[PAGE TEXT]
........

Postoperative pain results from surgical trauma and is a significant challenge for healthcare providers. About 75% of patients experience moderate or severe pain following surgery15. The mainstay of treating postoperative pain is the use of opioid analgesics such a morphine, hydro morphine, meperidine, or fentanyl. However, these drugs are associated with a number of undesirable side effects which can delay patient recovery including nausea, vomiting, dizziness, sedation, and decreased gut motility13. A delay in opioid consumption can be considered a proxy of lower pain levels; it has been suggested that acupuncture led to a modest delay in analgesic requests, leading to possible benefits in the critical immediate time window following surgery. Similarly, Tedesco et al. have found that acupuncture provides significant pain improvement in patients undergoing TKA and total hip arthroplasty in the first 2 days after surgery14.
It is important to emphasis the differences between standard acupuncture treatment and the external fixation devices (Table 6, Figure 3). Both the acupuncture needles and the Kirschner wires are made of stainless steel. However, the needle’s diameter is significantly smaller, as well as its depth or penetration. Moreover, the duration of stimulation is also to be noted. The acupuncture needle remains inserted for up to thirty minutes, while the external fixation devices stay in place for days or months
Furthermore, the different effect of acupuncture and electroacupuncture (EA), should be taken in consideration13.
Another difference to take in consideration is the fact that standard acupuncture treatment is performed by inserting needles in multi various locations in accordance with traditional acupuncture diagnosis, while in this study only one acupoint was stimulated. A method of acupuncture which stimulates only one acupoint (Single Needle Therapy, SNT) has been published in the literature5–7,20–23, but it is clearly not the majority of clinical practices or studies. Having that said, Ceccherelli et al. 24 examined the differences between 3,5 and 11 needles treatment for painful cervical myofascial syndrome and found no clinically relevant differences among groups.

........

[EXERCISE AIM]
Translate this sentence from the passage on acupuncture and postoperative pain into Spanish: "Both the acupuncture needles and the Kirschner wires are made of stainless steel."

[GIVEN RECORDS]
........

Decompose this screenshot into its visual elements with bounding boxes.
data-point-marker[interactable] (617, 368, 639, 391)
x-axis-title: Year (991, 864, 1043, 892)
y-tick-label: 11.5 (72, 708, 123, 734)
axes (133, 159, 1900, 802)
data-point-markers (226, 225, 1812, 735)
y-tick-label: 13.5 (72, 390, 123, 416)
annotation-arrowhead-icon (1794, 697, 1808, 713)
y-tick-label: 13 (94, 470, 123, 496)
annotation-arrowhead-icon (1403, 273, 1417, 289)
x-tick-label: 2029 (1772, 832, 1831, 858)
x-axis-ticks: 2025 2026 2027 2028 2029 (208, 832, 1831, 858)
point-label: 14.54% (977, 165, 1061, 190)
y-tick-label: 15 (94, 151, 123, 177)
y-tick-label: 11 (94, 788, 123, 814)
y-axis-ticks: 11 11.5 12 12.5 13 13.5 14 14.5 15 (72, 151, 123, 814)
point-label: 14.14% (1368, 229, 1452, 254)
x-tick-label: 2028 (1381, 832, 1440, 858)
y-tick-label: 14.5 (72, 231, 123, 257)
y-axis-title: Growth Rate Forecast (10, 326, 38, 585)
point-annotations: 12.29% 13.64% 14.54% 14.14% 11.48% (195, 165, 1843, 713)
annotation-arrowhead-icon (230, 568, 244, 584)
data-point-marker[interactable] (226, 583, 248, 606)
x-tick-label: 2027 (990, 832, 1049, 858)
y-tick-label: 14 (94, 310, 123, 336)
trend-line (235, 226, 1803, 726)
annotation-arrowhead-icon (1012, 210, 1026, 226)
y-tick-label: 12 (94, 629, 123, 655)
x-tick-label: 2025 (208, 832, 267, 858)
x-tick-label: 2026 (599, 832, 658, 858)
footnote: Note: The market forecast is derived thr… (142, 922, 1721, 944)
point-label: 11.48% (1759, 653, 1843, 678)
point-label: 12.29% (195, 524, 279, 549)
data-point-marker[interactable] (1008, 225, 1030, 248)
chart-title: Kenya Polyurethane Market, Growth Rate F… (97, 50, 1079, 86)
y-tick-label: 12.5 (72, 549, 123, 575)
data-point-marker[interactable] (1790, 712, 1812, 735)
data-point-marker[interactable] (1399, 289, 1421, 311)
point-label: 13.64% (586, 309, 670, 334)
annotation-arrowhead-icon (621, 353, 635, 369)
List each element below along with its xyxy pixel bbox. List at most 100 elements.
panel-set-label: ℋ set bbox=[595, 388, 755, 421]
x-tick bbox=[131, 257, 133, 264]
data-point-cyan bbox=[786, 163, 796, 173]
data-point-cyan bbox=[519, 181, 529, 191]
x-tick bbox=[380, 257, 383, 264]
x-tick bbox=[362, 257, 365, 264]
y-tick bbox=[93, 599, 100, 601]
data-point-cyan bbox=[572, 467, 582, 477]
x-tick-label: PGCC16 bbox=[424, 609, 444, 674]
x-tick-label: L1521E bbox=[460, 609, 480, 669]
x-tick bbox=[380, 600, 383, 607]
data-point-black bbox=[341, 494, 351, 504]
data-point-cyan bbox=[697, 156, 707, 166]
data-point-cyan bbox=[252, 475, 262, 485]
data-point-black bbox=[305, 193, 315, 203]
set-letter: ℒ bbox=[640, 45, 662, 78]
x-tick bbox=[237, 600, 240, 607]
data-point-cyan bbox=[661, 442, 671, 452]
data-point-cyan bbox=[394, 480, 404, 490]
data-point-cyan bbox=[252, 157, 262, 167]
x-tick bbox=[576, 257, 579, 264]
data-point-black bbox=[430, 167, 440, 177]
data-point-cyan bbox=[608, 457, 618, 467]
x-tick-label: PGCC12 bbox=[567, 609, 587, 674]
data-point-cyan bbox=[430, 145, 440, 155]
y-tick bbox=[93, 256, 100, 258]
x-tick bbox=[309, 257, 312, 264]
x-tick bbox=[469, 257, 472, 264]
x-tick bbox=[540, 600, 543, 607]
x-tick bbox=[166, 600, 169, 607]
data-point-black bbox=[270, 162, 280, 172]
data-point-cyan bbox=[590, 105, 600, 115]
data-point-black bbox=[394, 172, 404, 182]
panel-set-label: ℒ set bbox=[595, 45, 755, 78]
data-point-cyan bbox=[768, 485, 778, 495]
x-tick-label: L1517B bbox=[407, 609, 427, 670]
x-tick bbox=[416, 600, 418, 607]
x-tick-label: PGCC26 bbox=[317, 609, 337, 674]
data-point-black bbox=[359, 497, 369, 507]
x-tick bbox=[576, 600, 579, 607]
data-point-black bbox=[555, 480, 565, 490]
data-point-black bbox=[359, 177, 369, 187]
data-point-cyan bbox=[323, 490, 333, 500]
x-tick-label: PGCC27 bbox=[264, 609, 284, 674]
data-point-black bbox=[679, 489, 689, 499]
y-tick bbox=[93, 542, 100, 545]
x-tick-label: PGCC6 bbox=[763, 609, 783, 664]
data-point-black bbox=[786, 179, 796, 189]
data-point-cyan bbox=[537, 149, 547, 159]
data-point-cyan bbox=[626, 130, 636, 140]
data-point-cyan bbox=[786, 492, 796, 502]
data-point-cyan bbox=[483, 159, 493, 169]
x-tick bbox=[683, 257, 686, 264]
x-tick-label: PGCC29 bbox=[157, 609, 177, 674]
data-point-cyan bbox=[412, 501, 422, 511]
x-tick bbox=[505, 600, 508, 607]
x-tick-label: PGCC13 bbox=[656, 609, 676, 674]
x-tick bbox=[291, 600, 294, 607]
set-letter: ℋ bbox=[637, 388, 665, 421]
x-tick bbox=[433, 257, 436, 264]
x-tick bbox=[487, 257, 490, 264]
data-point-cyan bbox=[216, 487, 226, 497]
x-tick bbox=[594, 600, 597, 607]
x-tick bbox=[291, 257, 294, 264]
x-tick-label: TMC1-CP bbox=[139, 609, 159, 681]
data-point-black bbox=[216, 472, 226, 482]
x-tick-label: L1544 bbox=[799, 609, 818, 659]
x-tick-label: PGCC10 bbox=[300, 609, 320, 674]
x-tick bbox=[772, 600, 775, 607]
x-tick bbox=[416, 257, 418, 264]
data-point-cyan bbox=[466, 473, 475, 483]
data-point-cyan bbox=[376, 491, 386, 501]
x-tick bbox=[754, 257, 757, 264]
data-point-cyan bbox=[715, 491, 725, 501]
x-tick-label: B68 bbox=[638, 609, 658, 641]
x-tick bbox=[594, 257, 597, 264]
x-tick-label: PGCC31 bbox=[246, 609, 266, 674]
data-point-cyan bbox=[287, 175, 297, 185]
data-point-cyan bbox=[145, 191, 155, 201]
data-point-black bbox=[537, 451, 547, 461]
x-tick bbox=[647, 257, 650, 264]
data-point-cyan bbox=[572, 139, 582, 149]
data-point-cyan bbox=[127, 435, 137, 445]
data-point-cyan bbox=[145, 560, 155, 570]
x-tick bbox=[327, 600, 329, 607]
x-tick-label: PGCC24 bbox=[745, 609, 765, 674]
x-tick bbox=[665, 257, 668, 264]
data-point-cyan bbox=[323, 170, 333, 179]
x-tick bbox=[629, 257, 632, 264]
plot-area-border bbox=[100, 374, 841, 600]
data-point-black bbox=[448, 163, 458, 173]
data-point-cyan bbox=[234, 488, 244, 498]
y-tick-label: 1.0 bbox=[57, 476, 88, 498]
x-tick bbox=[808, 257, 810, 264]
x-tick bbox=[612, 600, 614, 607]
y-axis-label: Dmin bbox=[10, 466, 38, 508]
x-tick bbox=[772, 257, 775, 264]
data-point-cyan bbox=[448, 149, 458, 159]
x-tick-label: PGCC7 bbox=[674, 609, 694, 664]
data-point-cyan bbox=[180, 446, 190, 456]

........

[RESULT FOR THIS EXERCISE]
Tanto las agujas de acupuntura como los alambres de Kirschner están hechos de acero inoxidable.